_Directive_. Check each line of the listing, and copy it if it contains the word "Reum".

>> BEGIN Given information

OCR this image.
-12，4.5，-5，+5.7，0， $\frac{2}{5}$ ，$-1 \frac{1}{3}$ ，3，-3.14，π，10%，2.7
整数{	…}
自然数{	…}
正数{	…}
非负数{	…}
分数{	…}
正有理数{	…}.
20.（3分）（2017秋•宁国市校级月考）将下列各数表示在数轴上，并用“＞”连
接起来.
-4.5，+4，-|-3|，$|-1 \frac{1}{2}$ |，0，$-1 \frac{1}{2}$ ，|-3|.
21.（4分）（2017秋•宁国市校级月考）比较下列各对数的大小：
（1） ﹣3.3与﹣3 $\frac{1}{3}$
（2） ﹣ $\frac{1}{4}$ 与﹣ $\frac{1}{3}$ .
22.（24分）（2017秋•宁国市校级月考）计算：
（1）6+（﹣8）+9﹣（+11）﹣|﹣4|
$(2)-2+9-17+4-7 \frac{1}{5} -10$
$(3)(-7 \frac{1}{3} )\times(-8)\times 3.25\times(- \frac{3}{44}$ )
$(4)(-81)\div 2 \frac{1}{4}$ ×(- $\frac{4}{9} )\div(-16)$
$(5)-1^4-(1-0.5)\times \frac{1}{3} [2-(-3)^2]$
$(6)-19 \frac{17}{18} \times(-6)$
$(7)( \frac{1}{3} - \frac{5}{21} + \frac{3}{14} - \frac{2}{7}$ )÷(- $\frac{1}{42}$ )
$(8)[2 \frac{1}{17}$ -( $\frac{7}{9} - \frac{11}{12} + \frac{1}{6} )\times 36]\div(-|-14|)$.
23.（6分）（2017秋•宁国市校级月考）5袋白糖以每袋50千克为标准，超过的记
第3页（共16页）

>> END Given information
>> BEGIN Given information

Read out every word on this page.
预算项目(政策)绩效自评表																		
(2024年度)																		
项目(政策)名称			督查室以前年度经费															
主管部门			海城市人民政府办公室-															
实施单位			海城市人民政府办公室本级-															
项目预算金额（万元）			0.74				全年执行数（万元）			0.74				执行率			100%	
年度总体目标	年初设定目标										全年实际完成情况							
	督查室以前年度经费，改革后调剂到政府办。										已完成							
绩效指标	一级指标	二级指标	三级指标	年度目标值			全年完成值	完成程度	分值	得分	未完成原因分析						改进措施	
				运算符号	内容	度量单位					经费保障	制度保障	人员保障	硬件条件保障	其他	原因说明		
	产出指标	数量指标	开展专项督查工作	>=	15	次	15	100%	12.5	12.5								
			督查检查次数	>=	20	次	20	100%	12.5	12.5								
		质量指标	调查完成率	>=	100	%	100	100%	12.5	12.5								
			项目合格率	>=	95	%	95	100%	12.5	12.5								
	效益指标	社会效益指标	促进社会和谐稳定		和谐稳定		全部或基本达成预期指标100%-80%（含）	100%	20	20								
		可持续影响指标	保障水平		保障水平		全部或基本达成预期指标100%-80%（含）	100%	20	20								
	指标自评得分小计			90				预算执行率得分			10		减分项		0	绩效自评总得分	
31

>> END Given information
>> BEGIN Given information

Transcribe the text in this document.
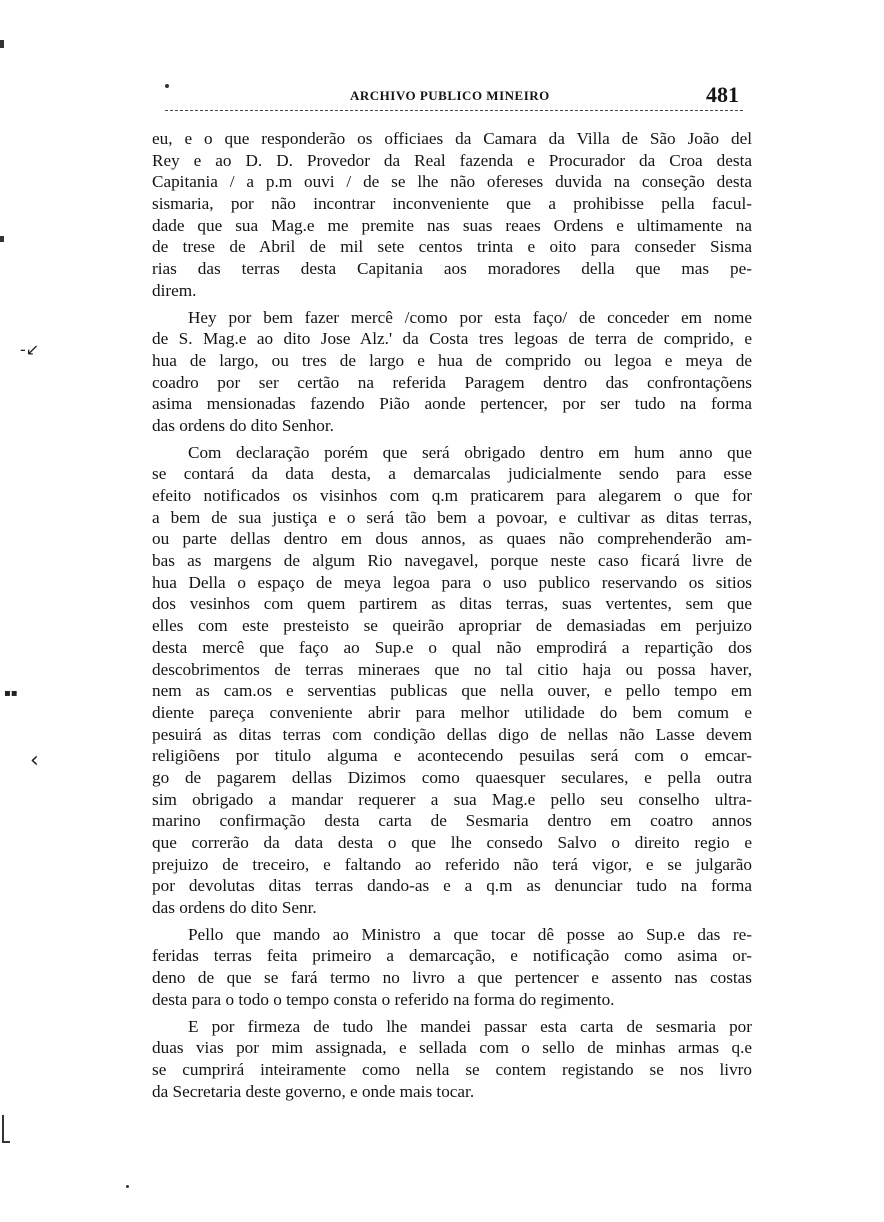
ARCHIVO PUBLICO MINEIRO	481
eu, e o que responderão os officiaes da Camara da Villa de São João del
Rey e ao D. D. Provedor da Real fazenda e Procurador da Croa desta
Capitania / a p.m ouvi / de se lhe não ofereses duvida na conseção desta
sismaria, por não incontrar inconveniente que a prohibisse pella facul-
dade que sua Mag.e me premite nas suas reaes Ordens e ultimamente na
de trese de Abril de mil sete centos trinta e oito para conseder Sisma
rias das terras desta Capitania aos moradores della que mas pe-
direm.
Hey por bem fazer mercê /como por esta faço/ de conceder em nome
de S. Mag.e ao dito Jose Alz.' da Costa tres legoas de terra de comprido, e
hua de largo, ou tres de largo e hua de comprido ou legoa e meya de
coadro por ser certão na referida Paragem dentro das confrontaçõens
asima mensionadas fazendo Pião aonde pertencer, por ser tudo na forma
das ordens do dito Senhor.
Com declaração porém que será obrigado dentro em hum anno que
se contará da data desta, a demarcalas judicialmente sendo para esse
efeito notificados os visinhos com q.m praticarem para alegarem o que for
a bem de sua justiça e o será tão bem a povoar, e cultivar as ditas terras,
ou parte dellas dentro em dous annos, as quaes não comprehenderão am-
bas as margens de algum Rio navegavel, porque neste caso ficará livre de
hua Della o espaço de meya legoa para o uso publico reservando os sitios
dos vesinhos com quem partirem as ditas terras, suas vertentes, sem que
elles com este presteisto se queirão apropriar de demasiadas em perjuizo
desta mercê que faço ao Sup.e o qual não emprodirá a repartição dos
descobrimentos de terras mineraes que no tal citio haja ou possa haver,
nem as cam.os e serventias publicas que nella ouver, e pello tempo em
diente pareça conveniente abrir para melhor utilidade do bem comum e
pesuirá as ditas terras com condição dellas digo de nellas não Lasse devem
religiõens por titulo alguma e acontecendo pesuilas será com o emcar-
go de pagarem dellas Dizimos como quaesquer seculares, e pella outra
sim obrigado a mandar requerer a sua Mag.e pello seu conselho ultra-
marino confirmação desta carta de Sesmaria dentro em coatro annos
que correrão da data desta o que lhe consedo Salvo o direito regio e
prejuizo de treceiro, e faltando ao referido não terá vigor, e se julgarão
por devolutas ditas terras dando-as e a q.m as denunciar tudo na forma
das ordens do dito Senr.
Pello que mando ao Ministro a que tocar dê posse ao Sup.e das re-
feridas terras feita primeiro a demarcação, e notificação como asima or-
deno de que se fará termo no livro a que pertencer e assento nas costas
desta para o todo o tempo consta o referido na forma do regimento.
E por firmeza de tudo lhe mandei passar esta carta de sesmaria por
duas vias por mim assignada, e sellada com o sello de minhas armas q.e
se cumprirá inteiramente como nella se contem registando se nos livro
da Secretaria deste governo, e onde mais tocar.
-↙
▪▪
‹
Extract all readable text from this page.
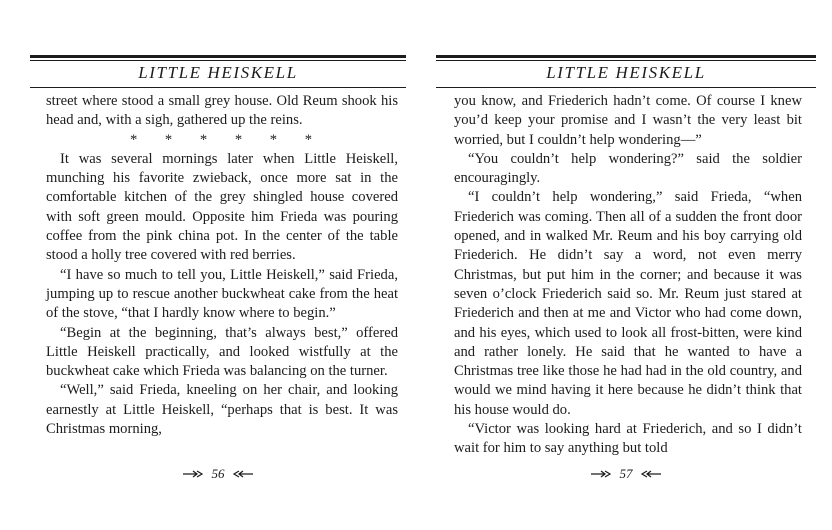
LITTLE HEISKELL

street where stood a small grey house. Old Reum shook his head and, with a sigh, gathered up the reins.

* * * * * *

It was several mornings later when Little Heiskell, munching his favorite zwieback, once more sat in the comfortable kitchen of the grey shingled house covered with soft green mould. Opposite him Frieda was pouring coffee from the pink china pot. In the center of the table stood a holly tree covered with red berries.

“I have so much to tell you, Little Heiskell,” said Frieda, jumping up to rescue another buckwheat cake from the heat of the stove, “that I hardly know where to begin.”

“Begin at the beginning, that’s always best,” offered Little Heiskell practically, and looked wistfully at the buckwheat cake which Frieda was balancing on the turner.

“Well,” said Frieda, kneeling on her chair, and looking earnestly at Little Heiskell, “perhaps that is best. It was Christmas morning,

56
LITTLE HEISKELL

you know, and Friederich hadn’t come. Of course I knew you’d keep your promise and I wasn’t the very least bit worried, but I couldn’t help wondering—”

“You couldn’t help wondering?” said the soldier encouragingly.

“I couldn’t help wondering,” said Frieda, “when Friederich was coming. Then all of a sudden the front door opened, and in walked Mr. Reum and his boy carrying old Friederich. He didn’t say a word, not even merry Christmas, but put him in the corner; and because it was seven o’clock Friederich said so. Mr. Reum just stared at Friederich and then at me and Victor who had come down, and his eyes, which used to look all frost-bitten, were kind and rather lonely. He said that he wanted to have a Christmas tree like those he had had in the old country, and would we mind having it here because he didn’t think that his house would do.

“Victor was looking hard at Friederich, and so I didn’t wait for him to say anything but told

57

>> END Given information

_Reply_.
street where stood a small grey house. Old Reum shook his head and, with a sigh, gathered up the reins.
“I couldn’t help wondering,” said Frieda, “when Friederich was coming. Then all of a sudden the front door opened, and in walked Mr. Reum and his boy carrying old Friederich. He didn’t say a word, not even merry Christmas, but put him in the corner; and because it was seven o’clock Friederich said so. Mr. Reum just stared at Friederich and then at me and Victor who had come down, and his eyes, which used to look all frost-bitten, were kind and rather lonely. He said that he wanted to have a Christmas tree like those he had had in the old country, and would we mind having it here because he didn’t think that his house would do.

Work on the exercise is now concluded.